- _RECORDS FOR THE EXERCISE_:
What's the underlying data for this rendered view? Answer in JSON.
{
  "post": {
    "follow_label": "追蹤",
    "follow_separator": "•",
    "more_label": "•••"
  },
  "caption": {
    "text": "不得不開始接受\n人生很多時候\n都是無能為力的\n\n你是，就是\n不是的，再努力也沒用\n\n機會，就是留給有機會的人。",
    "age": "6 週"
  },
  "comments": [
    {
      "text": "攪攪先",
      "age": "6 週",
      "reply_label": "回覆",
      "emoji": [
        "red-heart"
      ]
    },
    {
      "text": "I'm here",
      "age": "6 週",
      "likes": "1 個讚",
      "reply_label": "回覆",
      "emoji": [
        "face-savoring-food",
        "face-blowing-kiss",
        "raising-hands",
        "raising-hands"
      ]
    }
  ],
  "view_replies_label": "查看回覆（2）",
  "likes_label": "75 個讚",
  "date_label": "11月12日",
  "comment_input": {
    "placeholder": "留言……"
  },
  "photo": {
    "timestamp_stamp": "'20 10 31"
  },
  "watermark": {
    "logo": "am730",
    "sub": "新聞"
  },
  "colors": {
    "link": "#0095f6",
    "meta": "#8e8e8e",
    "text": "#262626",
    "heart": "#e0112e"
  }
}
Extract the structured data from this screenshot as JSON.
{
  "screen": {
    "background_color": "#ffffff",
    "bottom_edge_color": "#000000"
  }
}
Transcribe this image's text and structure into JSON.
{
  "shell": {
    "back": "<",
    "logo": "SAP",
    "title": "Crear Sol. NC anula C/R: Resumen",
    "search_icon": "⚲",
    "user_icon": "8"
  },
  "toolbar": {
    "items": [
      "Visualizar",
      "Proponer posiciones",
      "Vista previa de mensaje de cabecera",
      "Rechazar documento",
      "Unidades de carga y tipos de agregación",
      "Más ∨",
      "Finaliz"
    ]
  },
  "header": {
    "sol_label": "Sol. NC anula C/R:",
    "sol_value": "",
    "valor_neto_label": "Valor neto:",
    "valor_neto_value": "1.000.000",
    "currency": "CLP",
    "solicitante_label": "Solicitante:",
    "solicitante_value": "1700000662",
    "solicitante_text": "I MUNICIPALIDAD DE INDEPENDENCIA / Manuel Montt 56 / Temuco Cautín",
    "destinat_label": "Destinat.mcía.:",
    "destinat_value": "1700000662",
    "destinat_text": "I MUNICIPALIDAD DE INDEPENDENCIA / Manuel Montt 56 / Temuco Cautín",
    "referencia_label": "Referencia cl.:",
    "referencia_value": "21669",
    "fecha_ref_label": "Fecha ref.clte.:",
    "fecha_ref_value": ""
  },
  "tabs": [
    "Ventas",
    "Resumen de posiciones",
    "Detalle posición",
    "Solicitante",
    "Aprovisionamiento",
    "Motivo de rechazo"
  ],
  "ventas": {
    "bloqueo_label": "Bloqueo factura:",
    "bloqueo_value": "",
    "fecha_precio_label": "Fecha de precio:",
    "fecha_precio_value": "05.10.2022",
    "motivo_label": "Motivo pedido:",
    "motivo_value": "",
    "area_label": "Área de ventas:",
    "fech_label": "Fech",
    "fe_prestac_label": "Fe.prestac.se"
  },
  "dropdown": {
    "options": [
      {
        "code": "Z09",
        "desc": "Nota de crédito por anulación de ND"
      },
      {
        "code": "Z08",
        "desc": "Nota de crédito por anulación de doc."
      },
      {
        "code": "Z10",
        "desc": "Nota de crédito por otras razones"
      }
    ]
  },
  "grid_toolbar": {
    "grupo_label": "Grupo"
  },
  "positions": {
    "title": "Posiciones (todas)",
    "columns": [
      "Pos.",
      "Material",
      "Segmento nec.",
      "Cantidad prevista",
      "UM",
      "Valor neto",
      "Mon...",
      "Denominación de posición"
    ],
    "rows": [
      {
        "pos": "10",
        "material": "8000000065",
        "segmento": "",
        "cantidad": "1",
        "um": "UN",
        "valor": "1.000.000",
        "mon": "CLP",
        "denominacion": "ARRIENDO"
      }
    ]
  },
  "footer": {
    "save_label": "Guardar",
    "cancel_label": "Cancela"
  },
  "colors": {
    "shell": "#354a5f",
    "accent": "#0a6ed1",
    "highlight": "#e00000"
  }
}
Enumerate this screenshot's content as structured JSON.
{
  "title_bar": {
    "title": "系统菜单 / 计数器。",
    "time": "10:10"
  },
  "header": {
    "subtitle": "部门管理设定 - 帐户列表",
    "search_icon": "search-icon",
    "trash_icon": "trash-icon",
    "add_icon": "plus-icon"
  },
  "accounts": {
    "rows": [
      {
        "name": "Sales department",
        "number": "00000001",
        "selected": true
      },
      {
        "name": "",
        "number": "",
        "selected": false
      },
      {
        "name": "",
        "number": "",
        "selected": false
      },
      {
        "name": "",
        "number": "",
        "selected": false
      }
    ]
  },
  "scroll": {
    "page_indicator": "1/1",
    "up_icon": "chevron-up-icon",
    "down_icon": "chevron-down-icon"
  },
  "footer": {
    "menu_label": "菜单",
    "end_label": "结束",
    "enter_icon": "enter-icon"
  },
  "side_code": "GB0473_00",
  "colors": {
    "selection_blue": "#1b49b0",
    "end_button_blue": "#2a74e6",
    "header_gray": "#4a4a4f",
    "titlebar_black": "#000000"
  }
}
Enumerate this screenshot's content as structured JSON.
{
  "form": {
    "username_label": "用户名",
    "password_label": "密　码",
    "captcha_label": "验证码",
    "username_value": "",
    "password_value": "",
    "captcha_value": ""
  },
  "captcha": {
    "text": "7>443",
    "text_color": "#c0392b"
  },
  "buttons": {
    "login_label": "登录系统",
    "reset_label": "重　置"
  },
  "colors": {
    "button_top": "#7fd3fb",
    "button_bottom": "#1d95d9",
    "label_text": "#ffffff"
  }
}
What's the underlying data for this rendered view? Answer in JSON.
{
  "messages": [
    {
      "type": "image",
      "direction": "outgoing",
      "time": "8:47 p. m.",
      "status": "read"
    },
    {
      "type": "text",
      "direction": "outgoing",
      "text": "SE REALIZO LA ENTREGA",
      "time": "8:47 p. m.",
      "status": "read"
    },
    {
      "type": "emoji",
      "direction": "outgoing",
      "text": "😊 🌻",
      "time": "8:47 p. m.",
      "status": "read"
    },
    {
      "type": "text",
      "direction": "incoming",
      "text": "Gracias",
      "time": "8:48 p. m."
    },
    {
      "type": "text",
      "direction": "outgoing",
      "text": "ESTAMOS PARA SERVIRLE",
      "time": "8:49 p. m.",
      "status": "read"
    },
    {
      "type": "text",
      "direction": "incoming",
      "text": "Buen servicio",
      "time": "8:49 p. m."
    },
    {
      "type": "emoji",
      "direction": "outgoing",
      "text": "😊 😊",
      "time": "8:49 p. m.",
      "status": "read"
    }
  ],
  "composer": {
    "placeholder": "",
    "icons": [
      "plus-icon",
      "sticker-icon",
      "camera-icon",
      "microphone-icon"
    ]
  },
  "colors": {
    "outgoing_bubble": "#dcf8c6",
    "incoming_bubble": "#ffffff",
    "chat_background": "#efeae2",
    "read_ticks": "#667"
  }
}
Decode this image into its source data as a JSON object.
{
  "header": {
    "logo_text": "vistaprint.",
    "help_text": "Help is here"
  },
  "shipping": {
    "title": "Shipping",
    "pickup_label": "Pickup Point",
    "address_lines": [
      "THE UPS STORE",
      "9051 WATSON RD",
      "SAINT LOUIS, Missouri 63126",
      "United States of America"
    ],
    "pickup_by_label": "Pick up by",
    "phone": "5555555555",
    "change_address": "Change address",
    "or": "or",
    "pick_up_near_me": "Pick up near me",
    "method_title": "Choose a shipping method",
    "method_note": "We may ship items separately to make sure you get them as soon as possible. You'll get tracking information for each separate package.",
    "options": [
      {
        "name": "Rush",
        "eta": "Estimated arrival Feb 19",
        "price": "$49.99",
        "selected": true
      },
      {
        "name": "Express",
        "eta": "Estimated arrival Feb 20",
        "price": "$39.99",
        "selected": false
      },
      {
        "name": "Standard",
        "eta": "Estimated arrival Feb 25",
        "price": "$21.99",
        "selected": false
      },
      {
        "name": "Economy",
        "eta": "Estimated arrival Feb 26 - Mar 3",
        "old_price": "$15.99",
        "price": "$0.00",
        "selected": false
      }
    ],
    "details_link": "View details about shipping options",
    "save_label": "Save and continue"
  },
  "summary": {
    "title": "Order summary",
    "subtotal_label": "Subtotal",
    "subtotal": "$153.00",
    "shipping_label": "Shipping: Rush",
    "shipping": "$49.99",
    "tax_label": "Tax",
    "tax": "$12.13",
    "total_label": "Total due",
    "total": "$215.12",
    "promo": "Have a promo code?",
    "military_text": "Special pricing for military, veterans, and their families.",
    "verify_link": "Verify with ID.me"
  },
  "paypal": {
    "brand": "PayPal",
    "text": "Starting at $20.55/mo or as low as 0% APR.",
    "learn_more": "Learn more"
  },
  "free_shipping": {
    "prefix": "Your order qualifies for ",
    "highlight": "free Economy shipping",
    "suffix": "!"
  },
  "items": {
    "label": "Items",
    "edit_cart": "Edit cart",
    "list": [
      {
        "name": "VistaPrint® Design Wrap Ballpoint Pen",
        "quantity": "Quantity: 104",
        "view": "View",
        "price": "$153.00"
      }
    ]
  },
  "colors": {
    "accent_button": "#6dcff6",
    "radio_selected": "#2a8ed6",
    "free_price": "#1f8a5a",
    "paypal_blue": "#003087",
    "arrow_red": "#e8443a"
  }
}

- _YOUR INSTRUCTIONS_: All lines in the data that contain the word "anulación" should be copied.

- _REPLY TO THE EXERCISE_:
        "desc": "Nota de crédito por anulación de ND"
        "desc": "Nota de crédito por anulación de doc."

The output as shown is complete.